Written exercise: Extract the full listing verbatim and drop any pictures from your copy.

····················

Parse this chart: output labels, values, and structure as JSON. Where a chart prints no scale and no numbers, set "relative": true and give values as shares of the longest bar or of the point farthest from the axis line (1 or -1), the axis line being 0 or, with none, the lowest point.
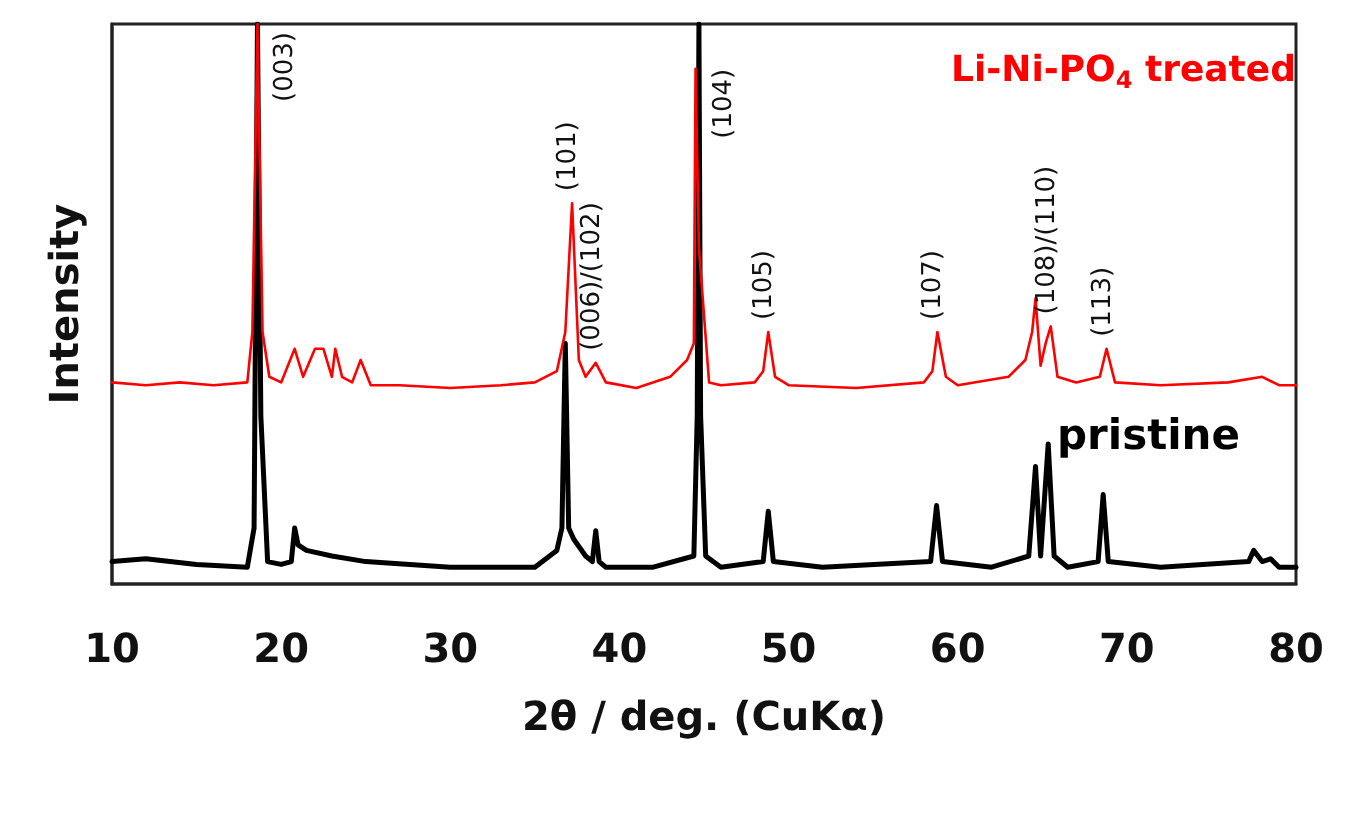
{
  "chart_data": {
    "type": "line",
    "relative": true,
    "xlabel": "2θ / deg. (CuKα)",
    "ylabel": "Intensity",
    "xlim": [
      10,
      80
    ],
    "xticks": [
      10,
      20,
      30,
      40,
      50,
      60,
      70,
      80
    ],
    "grid": false,
    "series": [
      {
        "name": "Li-Ni-PO$_{4}$ treated",
        "color": "#ff0000",
        "x": [
          10,
          12,
          14,
          16,
          18,
          18.3,
          18.6,
          18.9,
          19.3,
          20,
          20.8,
          21.3,
          22,
          22.5,
          23,
          23.2,
          23.6,
          24.2,
          24.7,
          25.3,
          27,
          30,
          33,
          35,
          36.3,
          36.8,
          37.2,
          37.6,
          38,
          38.6,
          39.2,
          41,
          43,
          44,
          44.4,
          44.5,
          44.7,
          45.3,
          46,
          48,
          48.5,
          48.8,
          49.2,
          50,
          54,
          58,
          58.5,
          58.8,
          59.3,
          60,
          63,
          64,
          64.4,
          64.6,
          64.9,
          65.2,
          65.5,
          65.9,
          67,
          68.4,
          68.8,
          69.3,
          72,
          76,
          78,
          79,
          80
        ],
        "values": [
          0.36,
          0.355,
          0.36,
          0.355,
          0.36,
          0.45,
          1.0,
          0.45,
          0.37,
          0.36,
          0.42,
          0.37,
          0.42,
          0.42,
          0.37,
          0.42,
          0.37,
          0.36,
          0.4,
          0.355,
          0.355,
          0.35,
          0.355,
          0.36,
          0.38,
          0.45,
          0.68,
          0.4,
          0.37,
          0.395,
          0.36,
          0.35,
          0.37,
          0.4,
          0.43,
          0.92,
          0.6,
          0.36,
          0.355,
          0.36,
          0.38,
          0.45,
          0.37,
          0.355,
          0.35,
          0.36,
          0.38,
          0.45,
          0.37,
          0.355,
          0.37,
          0.4,
          0.45,
          0.51,
          0.39,
          0.43,
          0.46,
          0.37,
          0.36,
          0.37,
          0.42,
          0.36,
          0.355,
          0.36,
          0.37,
          0.355,
          0.355
        ]
      },
      {
        "name": "pristine",
        "color": "#000000",
        "x": [
          10,
          12,
          15,
          18,
          18.4,
          18.6,
          18.8,
          19.2,
          20,
          20.6,
          20.8,
          21,
          21.5,
          23,
          25,
          30,
          35,
          36.3,
          36.6,
          36.8,
          37,
          37.3,
          38,
          38.4,
          38.6,
          38.8,
          39.2,
          42,
          44.4,
          44.6,
          44.7,
          44.8,
          45.1,
          46,
          48.5,
          48.8,
          49.1,
          52,
          58.4,
          58.75,
          59.1,
          62,
          64.2,
          64.6,
          64.9,
          65.35,
          65.7,
          66.5,
          68.3,
          68.6,
          68.9,
          72,
          77.2,
          77.5,
          78,
          78.5,
          79,
          80
        ],
        "values": [
          0.04,
          0.045,
          0.035,
          0.03,
          0.1,
          1.0,
          0.3,
          0.04,
          0.035,
          0.04,
          0.1,
          0.07,
          0.06,
          0.05,
          0.04,
          0.03,
          0.03,
          0.06,
          0.1,
          0.43,
          0.1,
          0.08,
          0.05,
          0.04,
          0.095,
          0.04,
          0.03,
          0.03,
          0.05,
          0.3,
          1.0,
          0.3,
          0.05,
          0.03,
          0.04,
          0.13,
          0.04,
          0.03,
          0.04,
          0.14,
          0.04,
          0.03,
          0.05,
          0.21,
          0.05,
          0.25,
          0.05,
          0.03,
          0.04,
          0.16,
          0.04,
          0.03,
          0.04,
          0.06,
          0.04,
          0.045,
          0.03,
          0.03
        ]
      }
    ],
    "annotations": [
      {
        "text": "(003)",
        "x": 18.6,
        "y": 1.0
      },
      {
        "text": "(101)",
        "x": 37.2,
        "y": 0.68
      },
      {
        "text": "(006)/(102)",
        "x": 38.6,
        "y": 0.395
      },
      {
        "text": "(104)",
        "x": 44.5,
        "y": 0.92
      },
      {
        "text": "(105)",
        "x": 48.8,
        "y": 0.45
      },
      {
        "text": "(107)",
        "x": 58.8,
        "y": 0.45
      },
      {
        "text": "(108)/(110)",
        "x": 65.5,
        "y": 0.46
      },
      {
        "text": "(113)",
        "x": 68.8,
        "y": 0.42
      }
    ]
  }
}
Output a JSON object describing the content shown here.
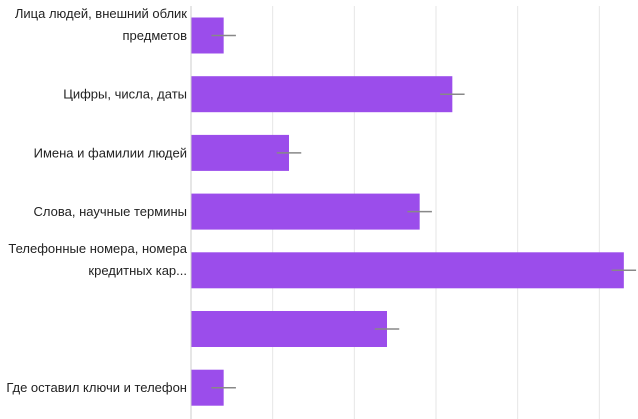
{
  "chart_data": {
    "type": "bar",
    "orientation": "horizontal",
    "title": "",
    "xlabel": "",
    "ylabel": "",
    "categories": [
      [
        "Лица людей, внешний облик",
        "предметов"
      ],
      [
        "Цифры, числа, даты"
      ],
      [
        "Имена и фамилии людей"
      ],
      [
        "Слова, научные термины"
      ],
      [
        "Телефонные номера, номера",
        "кредитных кар..."
      ],
      [],
      [
        "Где оставил ключи и телефон"
      ]
    ],
    "values": [
      8,
      64,
      24,
      56,
      106,
      48,
      8
    ],
    "error": [
      3,
      3,
      3,
      3,
      3,
      3,
      3
    ],
    "xlim": [
      0,
      108
    ],
    "grid_step": 20,
    "grid": true,
    "legend": "none",
    "colors": {
      "bar": "#9b4deb",
      "error": "#888888",
      "grid": "#e6e6e6"
    }
  }
}
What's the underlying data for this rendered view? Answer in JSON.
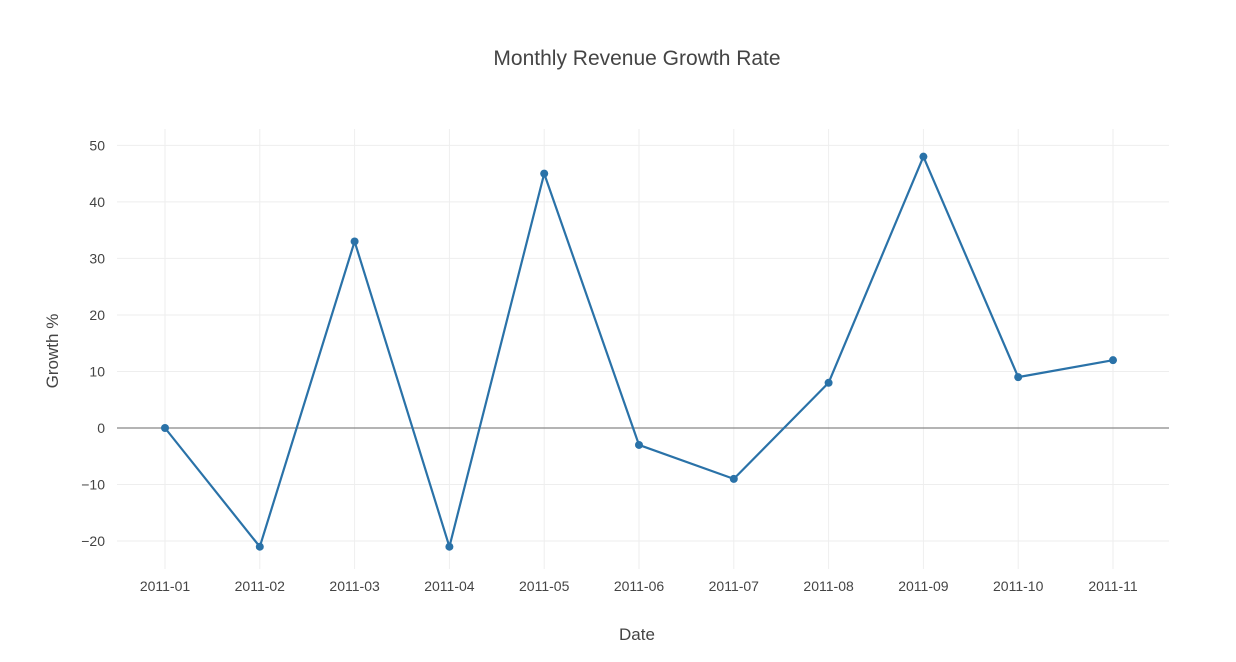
{
  "chart_data": {
    "type": "line",
    "title": "Monthly Revenue Growth Rate",
    "xlabel": "Date",
    "ylabel": "Growth %",
    "categories": [
      "2011-01",
      "2011-02",
      "2011-03",
      "2011-04",
      "2011-05",
      "2011-06",
      "2011-07",
      "2011-08",
      "2011-09",
      "2011-10",
      "2011-11"
    ],
    "series": [
      {
        "values": [
          0,
          -21,
          33,
          -21,
          45,
          -3,
          -9,
          8,
          48,
          9,
          12
        ]
      }
    ],
    "ylim": [
      -25,
      53
    ],
    "yticks": [
      -20,
      -10,
      0,
      10,
      20,
      30,
      40,
      50
    ],
    "ytick_labels": [
      "−20",
      "−10",
      "0",
      "10",
      "20",
      "30",
      "40",
      "50"
    ],
    "grid": true,
    "zero_line": true,
    "colors": {
      "line": "#2a72a8",
      "grid": "#eeeeee",
      "zero_line": "#888888",
      "text": "#444444"
    }
  }
}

····················

Response below:
Parse this chart: output labels, values, and structure as JSON. Where a chart prints no scale and no numbers, set "relative": true and give values as shares of the longest bar or of the point farthest from the axis line (1 or -1), the axis line being 0 or, with none, the lowest point.
{
  "chart_data": {
    "type": "line",
    "relative": true,
    "xlabel": "2θ / deg. (CuKα)",
    "ylabel": "Intensity",
    "xlim": [
      10,
      80
    ],
    "xticks": [
      10,
      20,
      30,
      40,
      50,
      60,
      70,
      80
    ],
    "grid": false,
    "series": [
      {
        "name": "Li-Ni-PO$_{4}$ treated",
        "color": "#ff0000",
        "x": [
          10,
          12,
          14,
          16,
          18,
          18.3,
          18.6,
          18.9,
          19.3,
          20,
          20.8,
          21.3,
          22,
          22.5,
          23,
          23.2,
          23.6,
          24.2,
          24.7,
          25.3,
          27,
          30,
          33,
          35,
          36.3,
          36.8,
          37.2,
          37.6,
          38,
          38.6,
          39.2,
          41,
          43,
          44,
          44.4,
          44.5,
          44.7,
          45.3,
          46,
          48,
          48.5,
          48.8,
          49.2,
          50,
          54,
          58,
          58.5,
          58.8,
          59.3,
          60,
          63,
          64,
          64.4,
          64.6,
          64.9,
          65.2,
          65.5,
          65.9,
          67,
          68.4,
          68.8,
          69.3,
          72,
          76,
          78,
          79,
          80
        ],
        "values": [
          0.36,
          0.355,
          0.36,
          0.355,
          0.36,
          0.45,
          1.0,
          0.45,
          0.37,
          0.36,
          0.42,
          0.37,
          0.42,
          0.42,
          0.37,
          0.42,
          0.37,
          0.36,
          0.4,
          0.355,
          0.355,
          0.35,
          0.355,
          0.36,
          0.38,
          0.45,
          0.68,
          0.4,
          0.37,
          0.395,
          0.36,
          0.35,
          0.37,
          0.4,
          0.43,
          0.92,
          0.6,
          0.36,
          0.355,
          0.36,
          0.38,
          0.45,
          0.37,
          0.355,
          0.35,
          0.36,
          0.38,
          0.45,
          0.37,
          0.355,
          0.37,
          0.4,
          0.45,
          0.51,
          0.39,
          0.43,
          0.46,
          0.37,
          0.36,
          0.37,
          0.42,
          0.36,
          0.355,
          0.36,
          0.37,
          0.355,
          0.355
        ]
      },
      {
        "name": "pristine",
        "color": "#000000",
        "x": [
          10,
          12,
          15,
          18,
          18.4,
          18.6,
          18.8,
          19.2,
          20,
          20.6,
          20.8,
          21,
          21.5,
          23,
          25,
          30,
          35,
          36.3,
          36.6,
          36.8,
          37,
          37.3,
          38,
          38.4,
          38.6,
          38.8,
          39.2,
          42,
          44.4,
          44.6,
          44.7,
          44.8,
          45.1,
          46,
          48.5,
          48.8,
          49.1,
          52,
          58.4,
          58.75,
          59.1,
          62,
          64.2,
          64.6,
          64.9,
          65.35,
          65.7,
          66.5,
          68.3,
          68.6,
          68.9,
          72,
          77.2,
          77.5,
          78,
          78.5,
          79,
          80
        ],
        "values": [
          0.04,
          0.045,
          0.035,
          0.03,
          0.1,
          1.0,
          0.3,
          0.04,
          0.035,
          0.04,
          0.1,
          0.07,
          0.06,
          0.05,
          0.04,
          0.03,
          0.03,
          0.06,
          0.1,
          0.43,
          0.1,
          0.08,
          0.05,
          0.04,
          0.095,
          0.04,
          0.03,
          0.03,
          0.05,
          0.3,
          1.0,
          0.3,
          0.05,
          0.03,
          0.04,
          0.13,
          0.04,
          0.03,
          0.04,
          0.14,
          0.04,
          0.03,
          0.05,
          0.21,
          0.05,
          0.25,
          0.05,
          0.03,
          0.04,
          0.16,
          0.04,
          0.03,
          0.04,
          0.06,
          0.04,
          0.045,
          0.03,
          0.03
        ]
      }
    ],
    "annotations": [
      {
        "text": "(003)",
        "x": 18.6,
        "y": 1.0
      },
      {
        "text": "(101)",
        "x": 37.2,
        "y": 0.68
      },
      {
        "text": "(006)/(102)",
        "x": 38.6,
        "y": 0.395
      },
      {
        "text": "(104)",
        "x": 44.5,
        "y": 0.92
      },
      {
        "text": "(105)",
        "x": 48.8,
        "y": 0.45
      },
      {
        "text": "(107)",
        "x": 58.8,
        "y": 0.45
      },
      {
        "text": "(108)/(110)",
        "x": 65.5,
        "y": 0.46
      },
      {
        "text": "(113)",
        "x": 68.8,
        "y": 0.42
      }
    ]
  }
}
Output a JSON object describing the content shown here.
{
  "chart_data": {
    "type": "bar",
    "orientation": "horizontal",
    "title": "",
    "xlabel": "",
    "ylabel": "",
    "categories": [
      [
        "Лица людей, внешний облик",
        "предметов"
      ],
      [
        "Цифры, числа, даты"
      ],
      [
        "Имена и фамилии людей"
      ],
      [
        "Слова, научные термины"
      ],
      [
        "Телефонные номера, номера",
        "кредитных кар..."
      ],
      [],
      [
        "Где оставил ключи и телефон"
      ]
    ],
    "values": [
      8,
      64,
      24,
      56,
      106,
      48,
      8
    ],
    "error": [
      3,
      3,
      3,
      3,
      3,
      3,
      3
    ],
    "xlim": [
      0,
      108
    ],
    "grid_step": 20,
    "grid": true,
    "legend": "none",
    "colors": {
      "bar": "#9b4deb",
      "error": "#888888",
      "grid": "#e6e6e6"
    }
  }
}
What's the underlying data for this rendered view? Answer in JSON.
{
  "chart_data": {
    "type": "line",
    "title": "Monthly Revenue Growth Rate",
    "xlabel": "Date",
    "ylabel": "Growth %",
    "categories": [
      "2011-01",
      "2011-02",
      "2011-03",
      "2011-04",
      "2011-05",
      "2011-06",
      "2011-07",
      "2011-08",
      "2011-09",
      "2011-10",
      "2011-11"
    ],
    "series": [
      {
        "values": [
          0,
          -21,
          33,
          -21,
          45,
          -3,
          -9,
          8,
          48,
          9,
          12
        ]
      }
    ],
    "ylim": [
      -25,
      53
    ],
    "yticks": [
      -20,
      -10,
      0,
      10,
      20,
      30,
      40,
      50
    ],
    "ytick_labels": [
      "−20",
      "−10",
      "0",
      "10",
      "20",
      "30",
      "40",
      "50"
    ],
    "grid": true,
    "zero_line": true,
    "colors": {
      "line": "#2a72a8",
      "grid": "#eeeeee",
      "zero_line": "#888888",
      "text": "#444444"
    }
  }
}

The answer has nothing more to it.